_EXTRACTED ENTRIES:_

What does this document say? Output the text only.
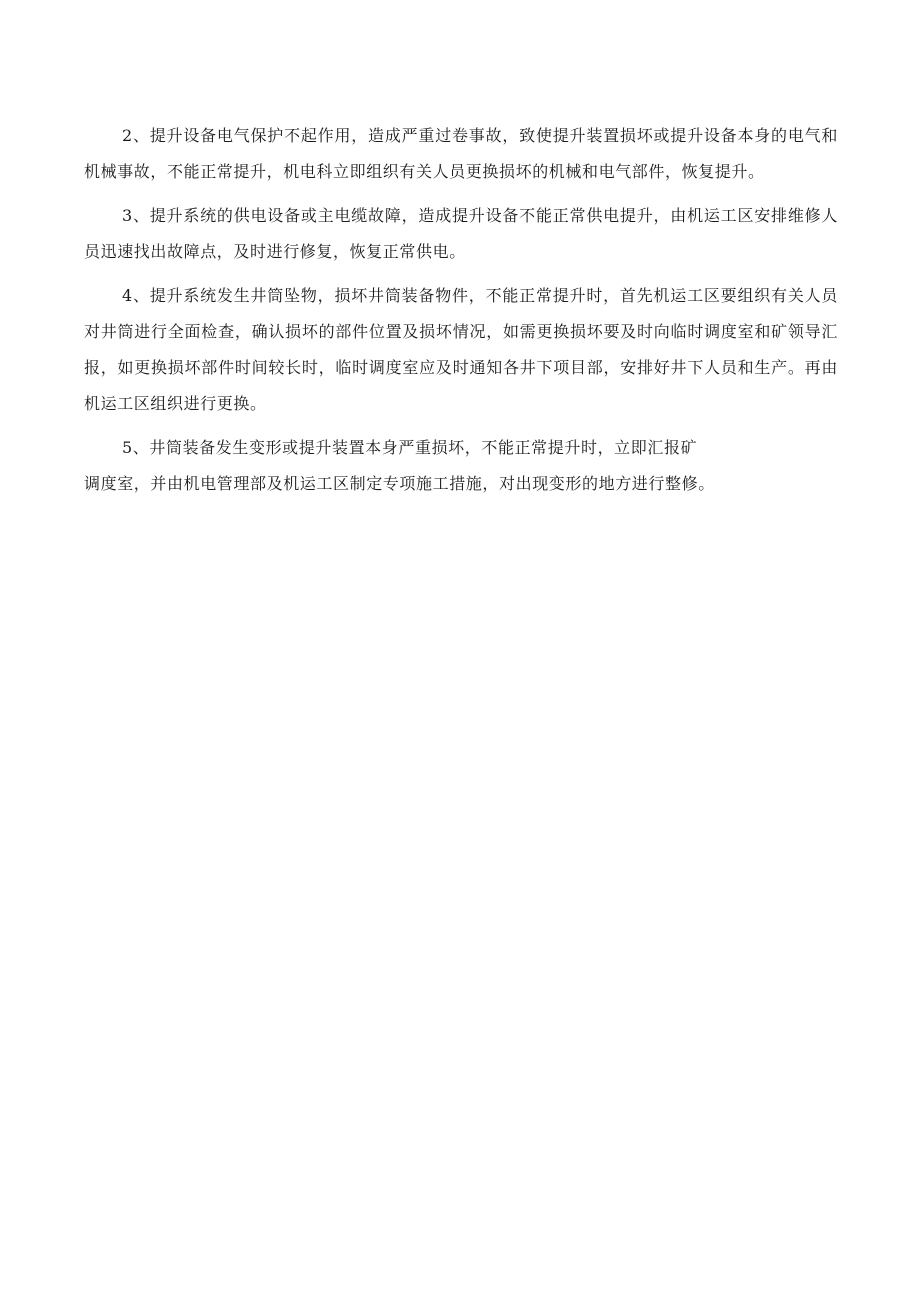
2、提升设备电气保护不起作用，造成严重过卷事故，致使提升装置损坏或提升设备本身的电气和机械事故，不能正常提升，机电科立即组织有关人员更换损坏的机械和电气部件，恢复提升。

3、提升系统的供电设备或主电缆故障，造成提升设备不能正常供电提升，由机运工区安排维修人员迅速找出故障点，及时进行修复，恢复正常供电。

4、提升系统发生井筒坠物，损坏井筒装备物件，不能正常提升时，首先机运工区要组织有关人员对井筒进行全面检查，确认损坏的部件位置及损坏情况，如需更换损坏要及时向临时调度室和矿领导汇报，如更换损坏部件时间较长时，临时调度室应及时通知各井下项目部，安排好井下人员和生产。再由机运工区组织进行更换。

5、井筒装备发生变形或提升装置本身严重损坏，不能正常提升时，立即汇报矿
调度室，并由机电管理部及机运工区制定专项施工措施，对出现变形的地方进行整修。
* * *
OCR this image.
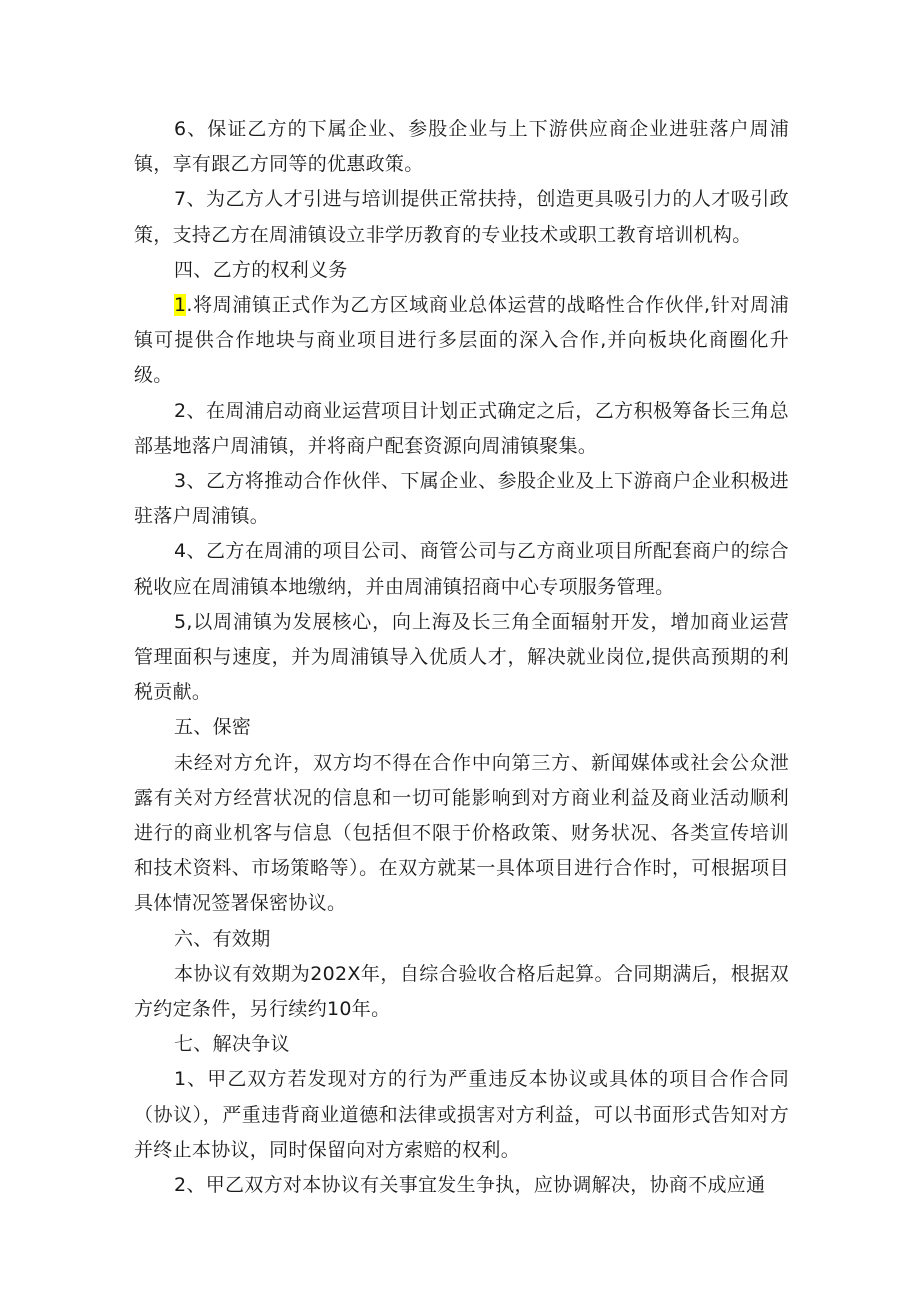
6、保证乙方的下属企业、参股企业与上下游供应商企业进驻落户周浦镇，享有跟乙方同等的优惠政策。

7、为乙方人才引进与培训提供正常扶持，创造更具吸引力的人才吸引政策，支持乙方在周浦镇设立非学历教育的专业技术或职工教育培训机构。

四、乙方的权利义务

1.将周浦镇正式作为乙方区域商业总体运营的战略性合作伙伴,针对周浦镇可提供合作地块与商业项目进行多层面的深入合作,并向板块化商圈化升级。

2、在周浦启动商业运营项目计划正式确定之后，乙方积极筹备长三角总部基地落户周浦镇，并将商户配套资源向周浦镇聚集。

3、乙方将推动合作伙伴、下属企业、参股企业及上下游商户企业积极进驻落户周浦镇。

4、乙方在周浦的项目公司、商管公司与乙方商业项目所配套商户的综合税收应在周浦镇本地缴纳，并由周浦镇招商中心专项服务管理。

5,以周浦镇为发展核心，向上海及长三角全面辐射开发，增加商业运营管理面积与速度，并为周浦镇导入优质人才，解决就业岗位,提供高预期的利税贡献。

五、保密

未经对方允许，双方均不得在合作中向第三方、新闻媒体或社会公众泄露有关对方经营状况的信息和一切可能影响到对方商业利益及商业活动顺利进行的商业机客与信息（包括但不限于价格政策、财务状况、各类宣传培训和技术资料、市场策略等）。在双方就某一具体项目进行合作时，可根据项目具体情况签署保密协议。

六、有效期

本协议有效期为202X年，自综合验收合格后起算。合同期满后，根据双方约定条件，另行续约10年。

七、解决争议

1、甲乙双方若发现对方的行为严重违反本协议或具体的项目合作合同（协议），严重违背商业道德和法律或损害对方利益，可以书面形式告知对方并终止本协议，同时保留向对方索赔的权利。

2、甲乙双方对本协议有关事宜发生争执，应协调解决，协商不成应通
---
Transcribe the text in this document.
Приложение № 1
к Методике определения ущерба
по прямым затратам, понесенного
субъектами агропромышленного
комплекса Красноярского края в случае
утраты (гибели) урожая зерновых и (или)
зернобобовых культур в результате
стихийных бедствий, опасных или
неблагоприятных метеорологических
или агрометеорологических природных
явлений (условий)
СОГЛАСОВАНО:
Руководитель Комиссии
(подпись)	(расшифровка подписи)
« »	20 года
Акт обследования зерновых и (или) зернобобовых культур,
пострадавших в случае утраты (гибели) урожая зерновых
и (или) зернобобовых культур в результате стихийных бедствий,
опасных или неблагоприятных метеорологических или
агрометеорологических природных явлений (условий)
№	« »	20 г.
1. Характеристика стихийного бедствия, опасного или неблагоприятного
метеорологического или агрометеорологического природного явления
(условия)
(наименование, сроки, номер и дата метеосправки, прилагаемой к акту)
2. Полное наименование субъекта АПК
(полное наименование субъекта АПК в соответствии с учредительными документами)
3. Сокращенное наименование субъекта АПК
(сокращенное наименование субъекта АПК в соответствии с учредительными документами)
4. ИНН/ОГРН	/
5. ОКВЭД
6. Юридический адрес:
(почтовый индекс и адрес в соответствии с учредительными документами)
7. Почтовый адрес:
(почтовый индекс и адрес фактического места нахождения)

_EXERCISE:_ Pull out every line above that holds the word "гибели".

_FULL ANSWER:_
утраты (гибели) урожая зерновых и (или)
пострадавших в случае утраты (гибели) урожая зерновых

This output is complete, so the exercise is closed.